■ WHAT YOU HAVE TO DO: Select and copy out every line in the records containing "title".

── DATA PROVIDED

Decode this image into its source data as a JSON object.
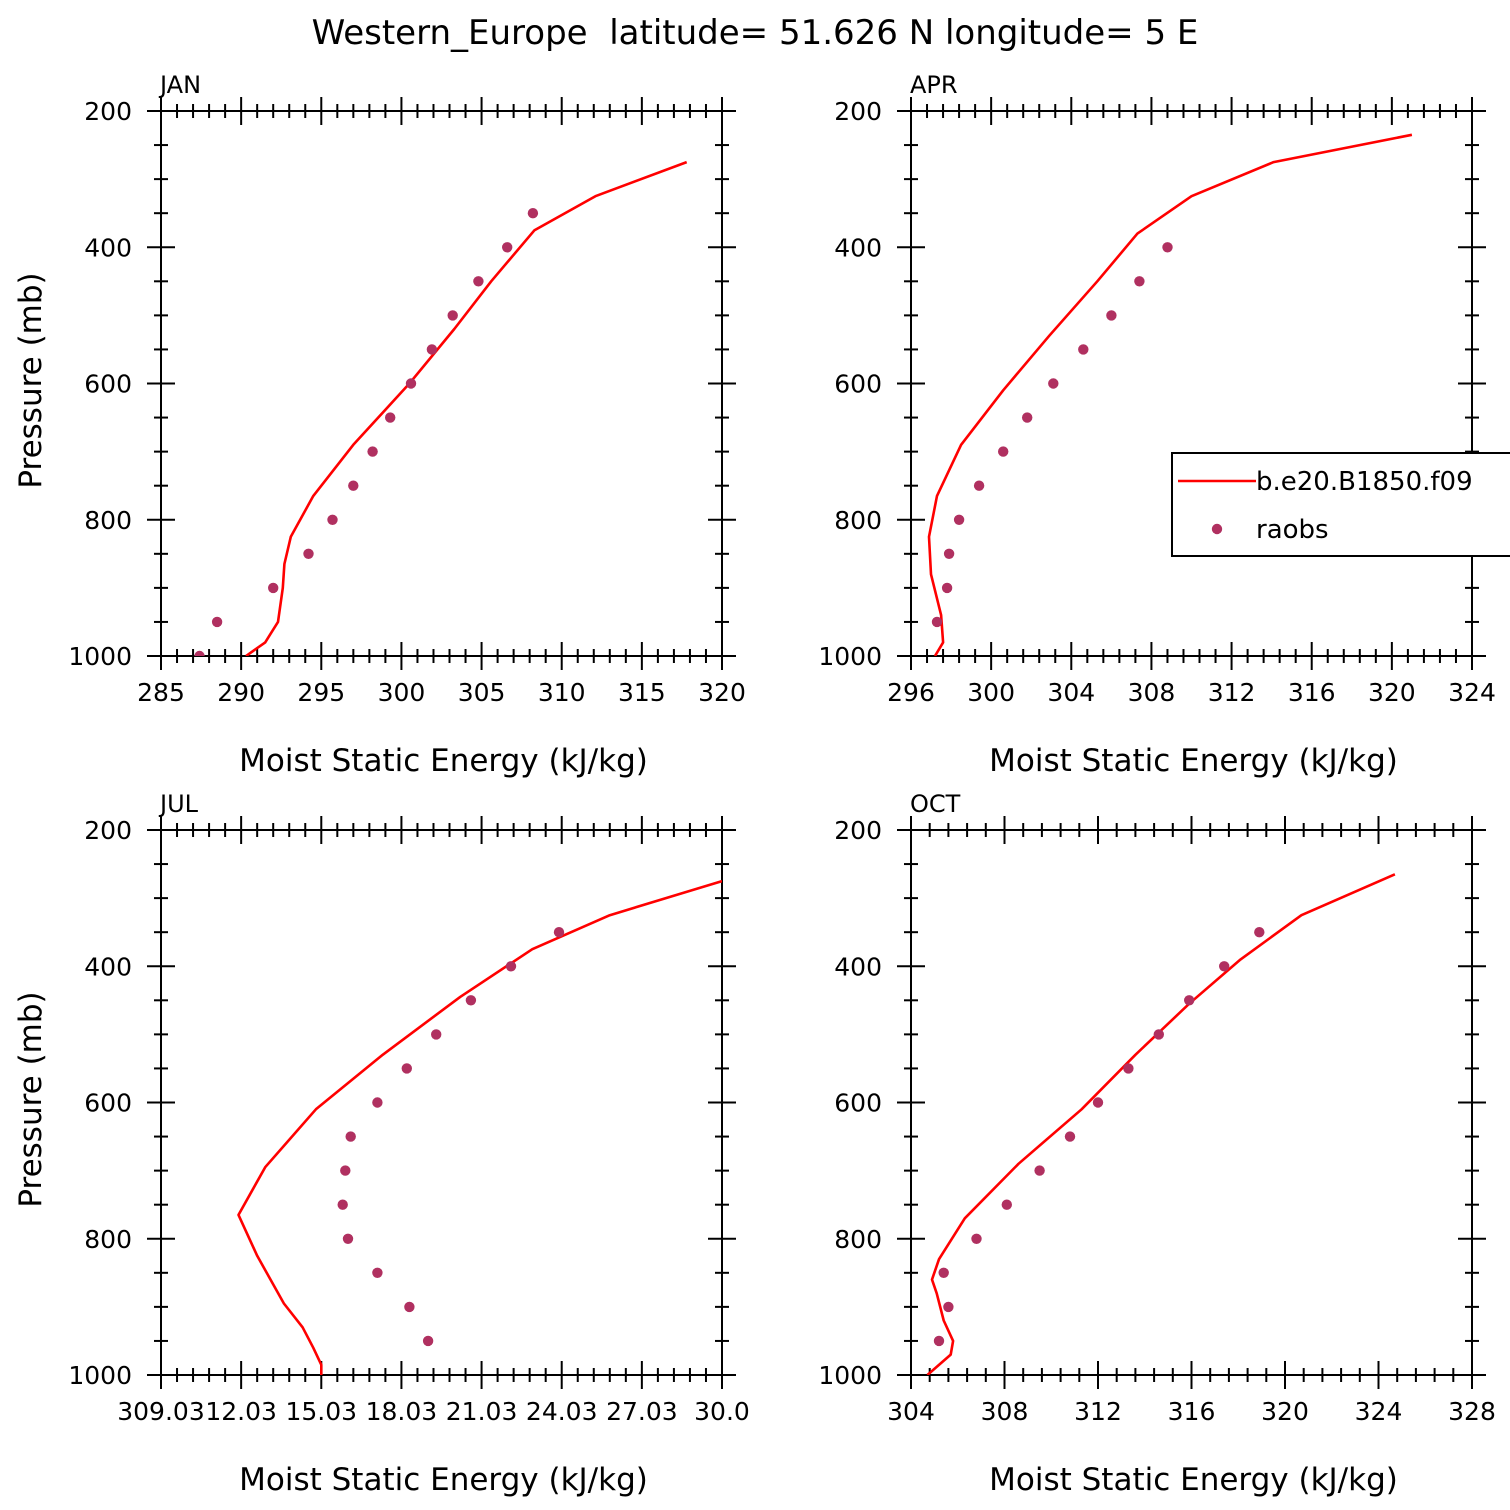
{
  "figure": {
    "title": "Western_Europe  latitude= 51.626 N longitude= 5 E"
  },
  "colors": {
    "model": "#ff0000",
    "obs": "#b03060"
  },
  "legend": {
    "panel": "APR",
    "placement": "right",
    "entries": [
      {
        "label": "b.e20.B1850.f09",
        "kind": "line",
        "color": "#ff0000"
      },
      {
        "label": "raobs",
        "kind": "marker",
        "color": "#b03060"
      }
    ]
  },
  "chart_data": [
    {
      "type": "line",
      "title": "JAN",
      "xlabel": "Moist Static Energy (kJ/kg)",
      "ylabel": "Pressure (mb)",
      "xlim": [
        285,
        320
      ],
      "ylim": [
        1000,
        200
      ],
      "xticks": [
        "285",
        "290",
        "295",
        "300",
        "305",
        "310",
        "315",
        "320"
      ],
      "yticks": [
        "200",
        "400",
        "600",
        "800",
        "1000"
      ],
      "series": [
        {
          "name": "b.e20.B1850.f09",
          "kind": "line",
          "x": [
            290.3,
            291.5,
            292.3,
            292.6,
            292.7,
            293.1,
            294.5,
            297.0,
            300.5,
            303.3,
            305.6,
            308.3,
            312.1,
            317.8
          ],
          "y": [
            1000,
            980,
            950,
            900,
            865,
            825,
            765,
            690,
            600,
            520,
            450,
            375,
            325,
            275
          ]
        },
        {
          "name": "raobs",
          "kind": "scatter",
          "x": [
            287.4,
            288.5,
            292.0,
            294.2,
            295.7,
            297.0,
            298.2,
            299.3,
            300.6,
            301.9,
            303.2,
            304.8,
            306.6,
            308.2
          ],
          "y": [
            1000,
            950,
            900,
            850,
            800,
            750,
            700,
            650,
            600,
            550,
            500,
            450,
            400,
            350
          ]
        }
      ]
    },
    {
      "type": "line",
      "title": "APR",
      "xlabel": "Moist Static Energy (kJ/kg)",
      "ylabel": "",
      "xlim": [
        296,
        324
      ],
      "ylim": [
        1000,
        200
      ],
      "xticks": [
        "296",
        "300",
        "304",
        "308",
        "312",
        "316",
        "320",
        "324"
      ],
      "yticks": [
        "200",
        "400",
        "600",
        "800",
        "1000"
      ],
      "series": [
        {
          "name": "b.e20.B1850.f09",
          "kind": "line",
          "x": [
            297.2,
            297.6,
            297.5,
            297.0,
            296.9,
            297.3,
            298.5,
            300.6,
            302.9,
            305.3,
            307.3,
            310.0,
            314.1,
            321.0
          ],
          "y": [
            1000,
            980,
            940,
            880,
            825,
            765,
            690,
            610,
            530,
            450,
            380,
            325,
            275,
            235
          ]
        },
        {
          "name": "raobs",
          "kind": "scatter",
          "x": [
            297.3,
            297.8,
            297.9,
            298.4,
            299.4,
            300.6,
            301.8,
            303.1,
            304.6,
            306.0,
            307.4,
            308.8
          ],
          "y": [
            950,
            900,
            850,
            800,
            750,
            700,
            650,
            600,
            550,
            500,
            450,
            400
          ]
        }
      ]
    },
    {
      "type": "line",
      "title": "JUL",
      "xlabel": "Moist Static Energy (kJ/kg)",
      "ylabel": "Pressure (mb)",
      "xlim": [
        309.0,
        330.0
      ],
      "ylim": [
        1000,
        200
      ],
      "xticks": [
        "309.03",
        "12.03",
        "15.03",
        "18.03",
        "21.03",
        "24.03",
        "27.03",
        "30.0"
      ],
      "yticks": [
        "200",
        "400",
        "600",
        "800",
        "1000"
      ],
      "series": [
        {
          "name": "b.e20.B1850.f09",
          "kind": "line",
          "x": [
            315.0,
            315.0,
            314.7,
            314.3,
            313.6,
            312.6,
            311.9,
            312.9,
            314.8,
            317.3,
            320.2,
            322.9,
            325.8,
            330.0
          ],
          "y": [
            1000,
            985,
            960,
            930,
            895,
            825,
            765,
            695,
            610,
            530,
            445,
            375,
            325,
            275
          ]
        },
        {
          "name": "raobs",
          "kind": "scatter",
          "x": [
            319.0,
            318.3,
            317.1,
            316.0,
            315.8,
            315.9,
            316.1,
            317.1,
            318.2,
            319.3,
            320.6,
            322.1,
            323.9
          ],
          "y": [
            950,
            900,
            850,
            800,
            750,
            700,
            650,
            600,
            550,
            500,
            450,
            400,
            350
          ]
        }
      ]
    },
    {
      "type": "line",
      "title": "OCT",
      "xlabel": "Moist Static Energy (kJ/kg)",
      "ylabel": "",
      "xlim": [
        304,
        328
      ],
      "ylim": [
        1000,
        200
      ],
      "xticks": [
        "304",
        "308",
        "312",
        "316",
        "320",
        "324",
        "328"
      ],
      "yticks": [
        "200",
        "400",
        "600",
        "800",
        "1000"
      ],
      "series": [
        {
          "name": "b.e20.B1850.f09",
          "kind": "line",
          "x": [
            304.7,
            305.7,
            305.8,
            305.4,
            305.1,
            304.9,
            305.2,
            306.3,
            308.6,
            311.3,
            313.6,
            315.9,
            318.1,
            320.7,
            324.7
          ],
          "y": [
            1000,
            970,
            950,
            920,
            880,
            860,
            830,
            770,
            690,
            610,
            530,
            455,
            390,
            325,
            265
          ]
        },
        {
          "name": "raobs",
          "kind": "scatter",
          "x": [
            305.2,
            305.6,
            305.4,
            306.8,
            308.1,
            309.5,
            310.8,
            312.0,
            313.3,
            314.6,
            315.9,
            317.4,
            318.9
          ],
          "y": [
            950,
            900,
            850,
            800,
            750,
            700,
            650,
            600,
            550,
            500,
            450,
            400,
            350
          ]
        }
      ]
    }
  ]
}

────

■ WRITTEN RESPONSE:
    "title": "Western_Europe  latitude= 51.626 N longitude= 5 E"
      "title": "JAN",
      "title": "APR",
      "title": "JUL",
      "title": "OCT",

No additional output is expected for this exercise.